*** THE INPUT

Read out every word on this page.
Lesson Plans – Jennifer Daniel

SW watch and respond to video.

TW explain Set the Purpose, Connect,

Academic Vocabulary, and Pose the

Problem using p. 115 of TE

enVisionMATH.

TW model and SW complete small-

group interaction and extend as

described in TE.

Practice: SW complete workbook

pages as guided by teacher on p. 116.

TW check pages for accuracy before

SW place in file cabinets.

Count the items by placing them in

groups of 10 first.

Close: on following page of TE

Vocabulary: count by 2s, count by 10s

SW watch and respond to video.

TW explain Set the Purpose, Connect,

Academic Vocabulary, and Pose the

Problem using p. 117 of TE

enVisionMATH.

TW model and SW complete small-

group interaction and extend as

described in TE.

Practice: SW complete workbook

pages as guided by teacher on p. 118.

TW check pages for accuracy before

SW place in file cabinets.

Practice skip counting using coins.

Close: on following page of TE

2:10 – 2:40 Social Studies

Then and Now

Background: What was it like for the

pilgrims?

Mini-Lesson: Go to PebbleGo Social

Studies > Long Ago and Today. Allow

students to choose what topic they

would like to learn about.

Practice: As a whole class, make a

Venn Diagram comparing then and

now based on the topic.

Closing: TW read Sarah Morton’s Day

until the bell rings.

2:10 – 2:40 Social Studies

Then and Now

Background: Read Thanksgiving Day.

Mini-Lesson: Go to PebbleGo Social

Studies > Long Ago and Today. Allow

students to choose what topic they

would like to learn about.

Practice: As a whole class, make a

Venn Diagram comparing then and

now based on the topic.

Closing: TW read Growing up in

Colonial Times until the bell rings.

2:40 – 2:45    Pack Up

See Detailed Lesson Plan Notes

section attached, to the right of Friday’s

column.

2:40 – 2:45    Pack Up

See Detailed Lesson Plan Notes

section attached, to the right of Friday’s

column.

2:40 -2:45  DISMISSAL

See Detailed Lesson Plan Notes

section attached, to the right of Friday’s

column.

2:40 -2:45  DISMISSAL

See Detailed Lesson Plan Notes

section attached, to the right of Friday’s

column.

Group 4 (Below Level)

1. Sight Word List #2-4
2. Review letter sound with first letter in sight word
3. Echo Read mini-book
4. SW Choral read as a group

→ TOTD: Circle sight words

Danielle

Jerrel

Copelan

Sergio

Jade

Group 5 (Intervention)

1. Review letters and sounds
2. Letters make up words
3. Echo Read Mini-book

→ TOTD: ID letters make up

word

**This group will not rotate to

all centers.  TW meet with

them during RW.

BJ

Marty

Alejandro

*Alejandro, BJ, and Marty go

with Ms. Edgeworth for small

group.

******

◆ **PROBLEM TO SOLVE**:
From the first line to the last, retype the data exactly.

◆ **FULL ANSWER**:
Read out every word on this page.
Lesson Plans – Jennifer Daniel

SW watch and respond to video.

TW explain Set the Purpose, Connect,

Academic Vocabulary, and Pose the

Problem using p. 115 of TE

enVisionMATH.

TW model and SW complete small-

group interaction and extend as

described in TE.

Practice: SW complete workbook

pages as guided by teacher on p. 116.

TW check pages for accuracy before

SW place in file cabinets.

Count the items by placing them in

groups of 10 first.

Close: on following page of TE

Vocabulary: count by 2s, count by 10s

SW watch and respond to video.

TW explain Set the Purpose, Connect,

Academic Vocabulary, and Pose the

Problem using p. 117 of TE

enVisionMATH.

TW model and SW complete small-

group interaction and extend as

described in TE.

Practice: SW complete workbook

pages as guided by teacher on p. 118.

TW check pages for accuracy before

SW place in file cabinets.

Practice skip counting using coins.

Close: on following page of TE

2:10 – 2:40 Social Studies

Then and Now

Background: What was it like for the

pilgrims?

Mini-Lesson: Go to PebbleGo Social

Studies > Long Ago and Today. Allow

students to choose what topic they

would like to learn about.

Practice: As a whole class, make a

Venn Diagram comparing then and

now based on the topic.

Closing: TW read Sarah Morton’s Day

until the bell rings.

2:10 – 2:40 Social Studies

Then and Now

Background: Read Thanksgiving Day.

Mini-Lesson: Go to PebbleGo Social

Studies > Long Ago and Today. Allow

students to choose what topic they

would like to learn about.

Practice: As a whole class, make a

Venn Diagram comparing then and

now based on the topic.

Closing: TW read Growing up in

Colonial Times until the bell rings.

2:40 – 2:45    Pack Up

See Detailed Lesson Plan Notes

section attached, to the right of Friday’s

column.

2:40 – 2:45    Pack Up

See Detailed Lesson Plan Notes

section attached, to the right of Friday’s

column.

2:40 -2:45  DISMISSAL

See Detailed Lesson Plan Notes

section attached, to the right of Friday’s

column.

2:40 -2:45  DISMISSAL

See Detailed Lesson Plan Notes

section attached, to the right of Friday’s

column.

Group 4 (Below Level)

1. Sight Word List #2-4
2. Review letter sound with first letter in sight word
3. Echo Read mini-book
4. SW Choral read as a group

→ TOTD: Circle sight words

Danielle

Jerrel

Copelan

Sergio

Jade

Group 5 (Intervention)

1. Review letters and sounds
2. Letters make up words
3. Echo Read Mini-book

→ TOTD: ID letters make up

word

**This group will not rotate to

all centers.  TW meet with

them during RW.

BJ

Marty

Alejandro

*Alejandro, BJ, and Marty go

with Ms. Edgeworth for small

group.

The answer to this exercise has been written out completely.